**The problem:** Please write out the material below exactly as given.

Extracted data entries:
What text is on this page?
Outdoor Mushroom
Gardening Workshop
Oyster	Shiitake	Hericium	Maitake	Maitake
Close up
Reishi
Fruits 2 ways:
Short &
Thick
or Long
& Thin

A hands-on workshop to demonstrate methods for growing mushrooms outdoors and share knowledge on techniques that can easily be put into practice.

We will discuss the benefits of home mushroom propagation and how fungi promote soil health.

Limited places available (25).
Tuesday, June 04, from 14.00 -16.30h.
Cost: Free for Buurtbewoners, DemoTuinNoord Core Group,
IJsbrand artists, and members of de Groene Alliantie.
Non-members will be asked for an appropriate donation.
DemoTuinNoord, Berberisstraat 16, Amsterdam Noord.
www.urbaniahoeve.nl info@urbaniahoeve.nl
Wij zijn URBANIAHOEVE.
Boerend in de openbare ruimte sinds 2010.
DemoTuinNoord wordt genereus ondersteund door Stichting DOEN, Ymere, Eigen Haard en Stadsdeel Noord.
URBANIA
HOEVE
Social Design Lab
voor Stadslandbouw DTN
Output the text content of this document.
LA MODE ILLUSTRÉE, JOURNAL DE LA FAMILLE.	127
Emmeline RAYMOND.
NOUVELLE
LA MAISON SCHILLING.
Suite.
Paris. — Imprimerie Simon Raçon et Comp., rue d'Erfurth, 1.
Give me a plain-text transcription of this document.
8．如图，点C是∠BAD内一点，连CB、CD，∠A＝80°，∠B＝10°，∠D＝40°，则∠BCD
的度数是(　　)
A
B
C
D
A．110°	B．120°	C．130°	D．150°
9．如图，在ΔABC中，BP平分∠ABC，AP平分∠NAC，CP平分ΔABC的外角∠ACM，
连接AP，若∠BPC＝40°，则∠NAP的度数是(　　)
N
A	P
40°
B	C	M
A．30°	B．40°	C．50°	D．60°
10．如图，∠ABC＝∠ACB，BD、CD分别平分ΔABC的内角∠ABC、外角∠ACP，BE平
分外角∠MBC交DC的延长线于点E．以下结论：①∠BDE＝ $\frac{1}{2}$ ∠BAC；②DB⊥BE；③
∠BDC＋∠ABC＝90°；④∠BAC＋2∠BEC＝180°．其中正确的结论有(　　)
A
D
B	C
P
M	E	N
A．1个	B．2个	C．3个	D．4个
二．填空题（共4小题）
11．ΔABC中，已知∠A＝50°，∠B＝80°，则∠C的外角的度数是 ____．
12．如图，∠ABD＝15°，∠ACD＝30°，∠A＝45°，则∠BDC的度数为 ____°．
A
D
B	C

**Output below:**
What text is on this page?
Outdoor Mushroom
Gardening Workshop
Oyster	Shiitake	Hericium	Maitake	Maitake
Close up
Reishi
Fruits 2 ways:
Short &
Thick
or Long
& Thin

A hands-on workshop to demonstrate methods for growing mushrooms outdoors and share knowledge on techniques that can easily be put into practice.

We will discuss the benefits of home mushroom propagation and how fungi promote soil health.

Limited places available (25).
Tuesday, June 04, from 14.00 -16.30h.
Cost: Free for Buurtbewoners, DemoTuinNoord Core Group,
IJsbrand artists, and members of de Groene Alliantie.
Non-members will be asked for an appropriate donation.
DemoTuinNoord, Berberisstraat 16, Amsterdam Noord.
www.urbaniahoeve.nl info@urbaniahoeve.nl
Wij zijn URBANIAHOEVE.
Boerend in de openbare ruimte sinds 2010.
DemoTuinNoord wordt genereus ondersteund door Stichting DOEN, Ymere, Eigen Haard en Stadsdeel Noord.
URBANIA
HOEVE
Social Design Lab
voor Stadslandbouw DTN
Output the text content of this document.
LA MODE ILLUSTRÉE, JOURNAL DE LA FAMILLE.	127
Emmeline RAYMOND.
NOUVELLE
LA MAISON SCHILLING.
Suite.
Paris. — Imprimerie Simon Raçon et Comp., rue d'Erfurth, 1.
Give me a plain-text transcription of this document.
8．如图，点C是∠BAD内一点，连CB、CD，∠A＝80°，∠B＝10°，∠D＝40°，则∠BCD
的度数是(　　)
A
B
C
D
A．110°	B．120°	C．130°	D．150°
9．如图，在ΔABC中，BP平分∠ABC，AP平分∠NAC，CP平分ΔABC的外角∠ACM，
连接AP，若∠BPC＝40°，则∠NAP的度数是(　　)
N
A	P
40°
B	C	M
A．30°	B．40°	C．50°	D．60°
10．如图，∠ABC＝∠ACB，BD、CD分别平分ΔABC的内角∠ABC、外角∠ACP，BE平
分外角∠MBC交DC的延长线于点E．以下结论：①∠BDE＝ $\frac{1}{2}$ ∠BAC；②DB⊥BE；③
∠BDC＋∠ABC＝90°；④∠BAC＋2∠BEC＝180°．其中正确的结论有(　　)
A
D
B	C
P
M	E	N
A．1个	B．2个	C．3个	D．4个
二．填空题（共4小题）
11．ΔABC中，已知∠A＝50°，∠B＝80°，则∠C的外角的度数是 ____．
12．如图，∠ABD＝15°，∠ACD＝30°，∠A＝45°，则∠BDC的度数为 ____°．
A
D
B	C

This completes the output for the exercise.